● **Exercise materials**
= = = = =
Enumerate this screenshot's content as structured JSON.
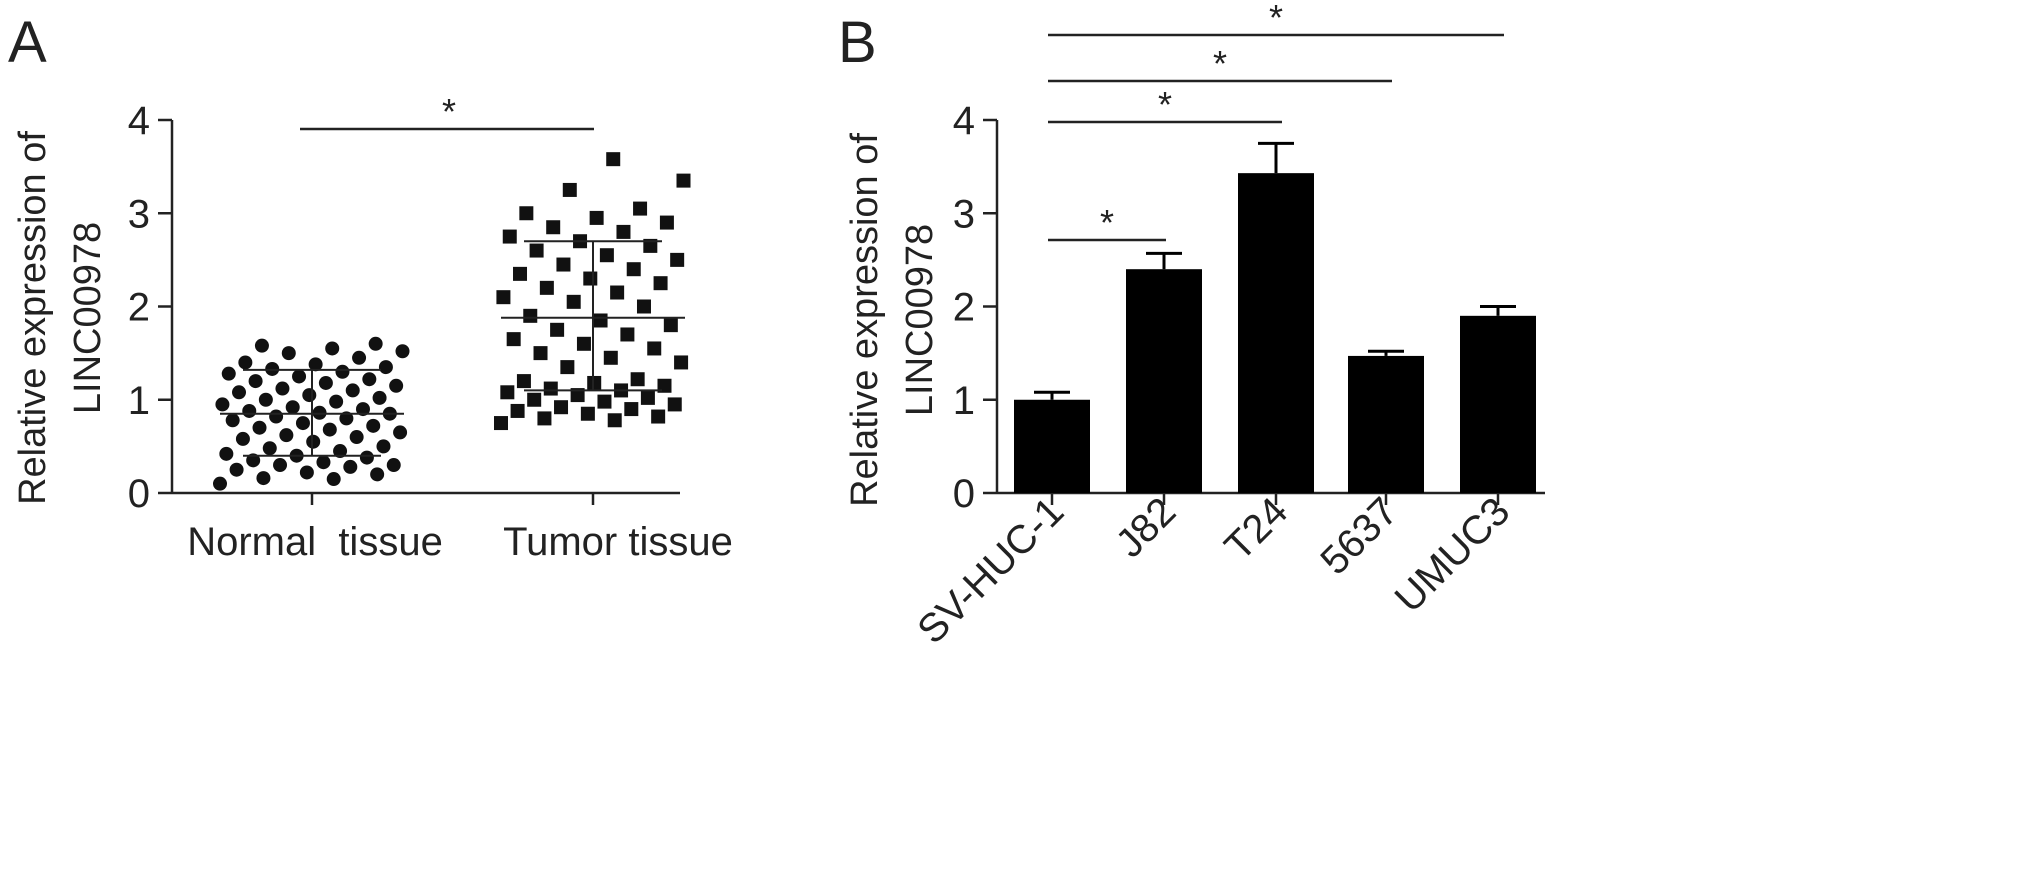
{
  "chart_data": [
    {
      "panel_label": "A",
      "type": "scatter",
      "ylabel_lines": [
        "Relative expression of",
        "LINC00978"
      ],
      "ylim": [
        0,
        4
      ],
      "yticks": [
        "0",
        "1",
        "2",
        "3",
        "4"
      ],
      "categories": [
        "Normal  tissue",
        "Tumor tissue"
      ],
      "groups": [
        {
          "category": "Normal  tissue",
          "marker": "circle",
          "mean": 0.85,
          "sd_low": 0.4,
          "sd_high": 1.32,
          "values": [
            0.1,
            0.15,
            0.16,
            0.2,
            0.22,
            0.25,
            0.28,
            0.3,
            0.3,
            0.33,
            0.35,
            0.38,
            0.4,
            0.42,
            0.45,
            0.48,
            0.5,
            0.55,
            0.58,
            0.6,
            0.62,
            0.65,
            0.68,
            0.7,
            0.72,
            0.75,
            0.78,
            0.8,
            0.82,
            0.85,
            0.86,
            0.88,
            0.9,
            0.92,
            0.95,
            0.98,
            1.0,
            1.02,
            1.05,
            1.08,
            1.1,
            1.12,
            1.15,
            1.18,
            1.2,
            1.22,
            1.25,
            1.28,
            1.3,
            1.33,
            1.35,
            1.38,
            1.4,
            1.45,
            1.5,
            1.52,
            1.55,
            1.58,
            1.6
          ]
        },
        {
          "category": "Tumor tissue",
          "marker": "square",
          "mean": 1.88,
          "sd_low": 1.1,
          "sd_high": 2.7,
          "values": [
            0.75,
            0.78,
            0.8,
            0.82,
            0.85,
            0.88,
            0.9,
            0.92,
            0.95,
            0.98,
            1.0,
            1.02,
            1.05,
            1.08,
            1.1,
            1.12,
            1.15,
            1.18,
            1.2,
            1.22,
            1.35,
            1.4,
            1.45,
            1.5,
            1.55,
            1.6,
            1.65,
            1.7,
            1.75,
            1.8,
            1.85,
            1.9,
            2.0,
            2.05,
            2.1,
            2.15,
            2.2,
            2.25,
            2.3,
            2.35,
            2.4,
            2.45,
            2.5,
            2.55,
            2.6,
            2.65,
            2.7,
            2.75,
            2.8,
            2.85,
            2.9,
            2.95,
            3.0,
            3.05,
            3.25,
            3.35,
            3.58
          ]
        }
      ],
      "significance": [
        {
          "from": 0,
          "to": 1,
          "label": "*"
        }
      ]
    },
    {
      "panel_label": "B",
      "type": "bar",
      "ylabel_lines": [
        "Relative expression of",
        "LINC00978"
      ],
      "ylim": [
        0,
        4
      ],
      "yticks": [
        "0",
        "1",
        "2",
        "3",
        "4"
      ],
      "categories": [
        "SV-HUC-1",
        "J82",
        "T24",
        "5637",
        "UMUC3"
      ],
      "values": [
        1.0,
        2.4,
        3.43,
        1.47,
        1.9
      ],
      "errors": [
        0.08,
        0.17,
        0.32,
        0.05,
        0.1
      ],
      "bar_color": "#000000",
      "significance": [
        {
          "from": 0,
          "to": 1,
          "label": "*"
        },
        {
          "from": 0,
          "to": 2,
          "label": "*"
        },
        {
          "from": 0,
          "to": 3,
          "label": "*"
        },
        {
          "from": 0,
          "to": 4,
          "label": "*"
        }
      ]
    }
  ]
}
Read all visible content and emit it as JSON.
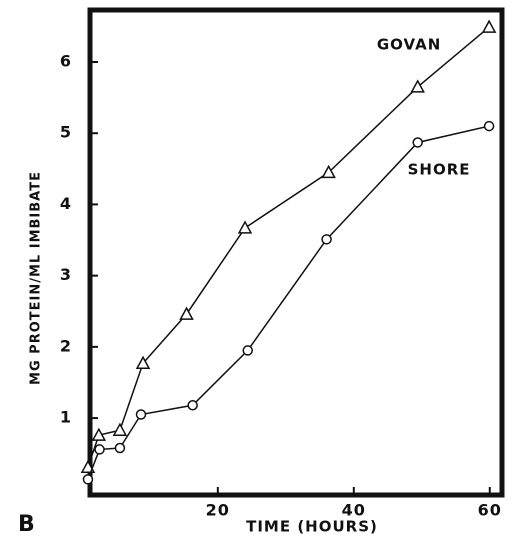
{
  "chart_data": {
    "type": "line",
    "panel_label": "B",
    "xlabel": "TIME (HOURS)",
    "ylabel": "MG PROTEIN/ML IMBIBATE",
    "xlim": [
      1.2,
      61.8
    ],
    "xticks": [
      20,
      40,
      60
    ],
    "ylim": [
      -0.08,
      6.73
    ],
    "yticks": [
      1,
      2,
      3,
      4,
      5,
      6
    ],
    "series": [
      {
        "name": "GOVAN",
        "color": "#111111",
        "marker": "triangle",
        "x": [
          0.9,
          2.5,
          5.6,
          9,
          15.4,
          24,
          36.3,
          49.4,
          59.9
        ],
        "values": [
          0.31,
          0.76,
          0.83,
          1.77,
          2.46,
          3.67,
          4.45,
          5.65,
          6.49
        ]
      },
      {
        "name": "SHORE",
        "color": "#111111",
        "marker": "circle",
        "x": [
          0.9,
          2.6,
          5.6,
          8.7,
          16.3,
          24.4,
          36,
          49.4,
          59.9
        ],
        "values": [
          0.14,
          0.56,
          0.58,
          1.05,
          1.18,
          1.95,
          3.51,
          4.87,
          5.1
        ]
      }
    ]
  }
}
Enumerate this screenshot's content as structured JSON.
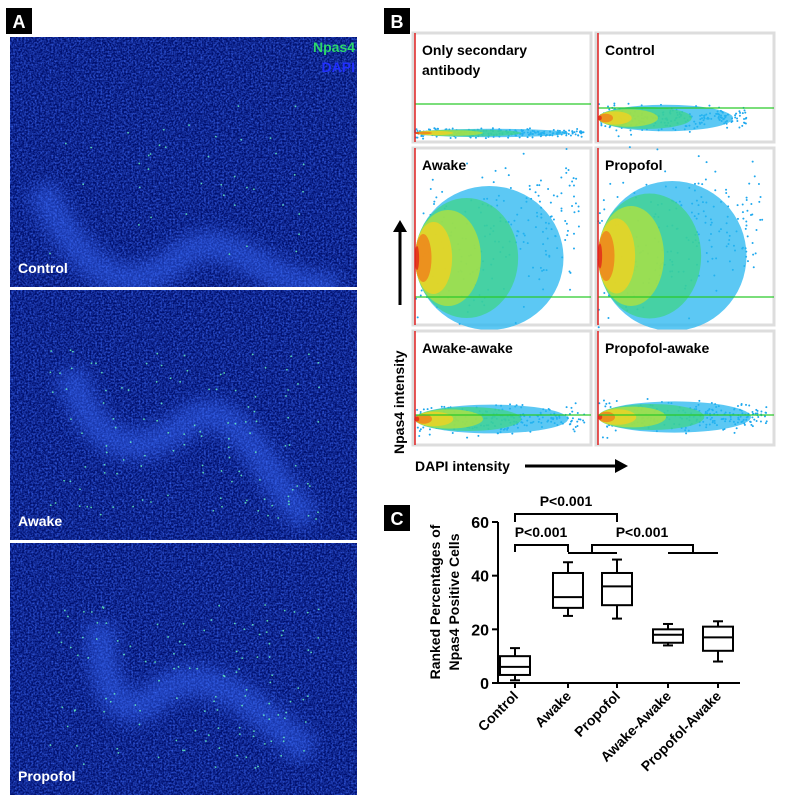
{
  "panel_a": {
    "label": "A",
    "legend": [
      "Npas4",
      "DAPI"
    ],
    "images": [
      "Control",
      "Awake",
      "Propofol"
    ]
  },
  "panel_b": {
    "label": "B",
    "plots": [
      [
        "Only secondary",
        "antibody"
      ],
      [
        "Control"
      ],
      [
        "Awake"
      ],
      [
        "Propofol"
      ],
      [
        "Awake-awake"
      ],
      [
        "Propofol-awake"
      ]
    ],
    "ylabel": "Npas4 intensity",
    "xlabel": "DAPI intensity"
  },
  "chart_data": {
    "type": "box",
    "panel_label": "C",
    "ylabel": [
      "Ranked Percentages of",
      "Npas4 Positive Cells"
    ],
    "categories": [
      "Control",
      "Awake",
      "Propofol",
      "Awake-Awake",
      "Propofol-Awake"
    ],
    "boxes": [
      {
        "min": 1,
        "q1": 3,
        "median": 6,
        "q3": 10,
        "max": 13
      },
      {
        "min": 25,
        "q1": 28,
        "median": 32,
        "q3": 41,
        "max": 45
      },
      {
        "min": 24,
        "q1": 29,
        "median": 36,
        "q3": 41,
        "max": 46
      },
      {
        "min": 14,
        "q1": 15,
        "median": 18,
        "q3": 20,
        "max": 22
      },
      {
        "min": 8,
        "q1": 12,
        "median": 17,
        "q3": 21,
        "max": 23
      }
    ],
    "color": "#000000",
    "ylim": [
      0,
      60
    ],
    "yticks": [
      0,
      20,
      40,
      60
    ],
    "annotations": [
      "P<0.001",
      "P<0.001",
      "P<0.001"
    ]
  }
}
= = = = =
● **Activity**
Write each entry again exactly, minus any images.

● **Response to the exercise**
Enumerate this screenshot's content as structured JSON.
{
  "chart_data": [
    {
      "panel_label": "A",
      "type": "scatter",
      "ylabel_lines": [
        "Relative expression of",
        "LINC00978"
      ],
      "ylim": [
        0,
        4
      ],
      "yticks": [
        "0",
        "1",
        "2",
        "3",
        "4"
      ],
      "categories": [
        "Normal  tissue",
        "Tumor tissue"
      ],
      "groups": [
        {
          "category": "Normal  tissue",
          "marker": "circle",
          "mean": 0.85,
          "sd_low": 0.4,
          "sd_high": 1.32,
          "values": [
            0.1,
            0.15,
            0.16,
            0.2,
            0.22,
            0.25,
            0.28,
            0.3,
            0.3,
            0.33,
            0.35,
            0.38,
            0.4,
            0.42,
            0.45,
            0.48,
            0.5,
            0.55,
            0.58,
            0.6,
            0.62,
            0.65,
            0.68,
            0.7,
            0.72,
            0.75,
            0.78,
            0.8,
            0.82,
            0.85,
            0.86,
            0.88,
            0.9,
            0.92,
            0.95,
            0.98,
            1.0,
            1.02,
            1.05,
            1.08,
            1.1,
            1.12,
            1.15,
            1.18,
            1.2,
            1.22,
            1.25,
            1.28,
            1.3,
            1.33,
            1.35,
            1.38,
            1.4,
            1.45,
            1.5,
            1.52,
            1.55,
            1.58,
            1.6
          ]
        },
        {
          "category": "Tumor tissue",
          "marker": "square",
          "mean": 1.88,
          "sd_low": 1.1,
          "sd_high": 2.7,
          "values": [
            0.75,
            0.78,
            0.8,
            0.82,
            0.85,
            0.88,
            0.9,
            0.92,
            0.95,
            0.98,
            1.0,
            1.02,
            1.05,
            1.08,
            1.1,
            1.12,
            1.15,
            1.18,
            1.2,
            1.22,
            1.35,
            1.4,
            1.45,
            1.5,
            1.55,
            1.6,
            1.65,
            1.7,
            1.75,
            1.8,
            1.85,
            1.9,
            2.0,
            2.05,
            2.1,
            2.15,
            2.2,
            2.25,
            2.3,
            2.35,
            2.4,
            2.45,
            2.5,
            2.55,
            2.6,
            2.65,
            2.7,
            2.75,
            2.8,
            2.85,
            2.9,
            2.95,
            3.0,
            3.05,
            3.25,
            3.35,
            3.58
          ]
        }
      ],
      "significance": [
        {
          "from": 0,
          "to": 1,
          "label": "*"
        }
      ]
    },
    {
      "panel_label": "B",
      "type": "bar",
      "ylabel_lines": [
        "Relative expression of",
        "LINC00978"
      ],
      "ylim": [
        0,
        4
      ],
      "yticks": [
        "0",
        "1",
        "2",
        "3",
        "4"
      ],
      "categories": [
        "SV-HUC-1",
        "J82",
        "T24",
        "5637",
        "UMUC3"
      ],
      "values": [
        1.0,
        2.4,
        3.43,
        1.47,
        1.9
      ],
      "errors": [
        0.08,
        0.17,
        0.32,
        0.05,
        0.1
      ],
      "bar_color": "#000000",
      "significance": [
        {
          "from": 0,
          "to": 1,
          "label": "*"
        },
        {
          "from": 0,
          "to": 2,
          "label": "*"
        },
        {
          "from": 0,
          "to": 3,
          "label": "*"
        },
        {
          "from": 0,
          "to": 4,
          "label": "*"
        }
      ]
    }
  ]
}
Read all visible content and emit it as JSON.
{
  "chart_data": {
    "type": "line",
    "panel_label": "B",
    "xlabel": "TIME (HOURS)",
    "ylabel": "MG PROTEIN/ML IMBIBATE",
    "xlim": [
      1.2,
      61.8
    ],
    "xticks": [
      20,
      40,
      60
    ],
    "ylim": [
      -0.08,
      6.73
    ],
    "yticks": [
      1,
      2,
      3,
      4,
      5,
      6
    ],
    "series": [
      {
        "name": "GOVAN",
        "color": "#111111",
        "marker": "triangle",
        "x": [
          0.9,
          2.5,
          5.6,
          9,
          15.4,
          24,
          36.3,
          49.4,
          59.9
        ],
        "values": [
          0.31,
          0.76,
          0.83,
          1.77,
          2.46,
          3.67,
          4.45,
          5.65,
          6.49
        ]
      },
      {
        "name": "SHORE",
        "color": "#111111",
        "marker": "circle",
        "x": [
          0.9,
          2.6,
          5.6,
          8.7,
          16.3,
          24.4,
          36,
          49.4,
          59.9
        ],
        "values": [
          0.14,
          0.56,
          0.58,
          1.05,
          1.18,
          1.95,
          3.51,
          4.87,
          5.1
        ]
      }
    ]
  }
}
Enumerate this screenshot's content as structured JSON.
{
  "panel_a": {
    "label": "A",
    "legend": [
      "Npas4",
      "DAPI"
    ],
    "images": [
      "Control",
      "Awake",
      "Propofol"
    ]
  },
  "panel_b": {
    "label": "B",
    "plots": [
      [
        "Only secondary",
        "antibody"
      ],
      [
        "Control"
      ],
      [
        "Awake"
      ],
      [
        "Propofol"
      ],
      [
        "Awake-awake"
      ],
      [
        "Propofol-awake"
      ]
    ],
    "ylabel": "Npas4 intensity",
    "xlabel": "DAPI intensity"
  },
  "chart_data": {
    "type": "box",
    "panel_label": "C",
    "ylabel": [
      "Ranked Percentages of",
      "Npas4 Positive Cells"
    ],
    "categories": [
      "Control",
      "Awake",
      "Propofol",
      "Awake-Awake",
      "Propofol-Awake"
    ],
    "boxes": [
      {
        "min": 1,
        "q1": 3,
        "median": 6,
        "q3": 10,
        "max": 13
      },
      {
        "min": 25,
        "q1": 28,
        "median": 32,
        "q3": 41,
        "max": 45
      },
      {
        "min": 24,
        "q1": 29,
        "median": 36,
        "q3": 41,
        "max": 46
      },
      {
        "min": 14,
        "q1": 15,
        "median": 18,
        "q3": 20,
        "max": 22
      },
      {
        "min": 8,
        "q1": 12,
        "median": 17,
        "q3": 21,
        "max": 23
      }
    ],
    "color": "#000000",
    "ylim": [
      0,
      60
    ],
    "yticks": [
      0,
      20,
      40,
      60
    ],
    "annotations": [
      "P<0.001",
      "P<0.001",
      "P<0.001"
    ]
  }
}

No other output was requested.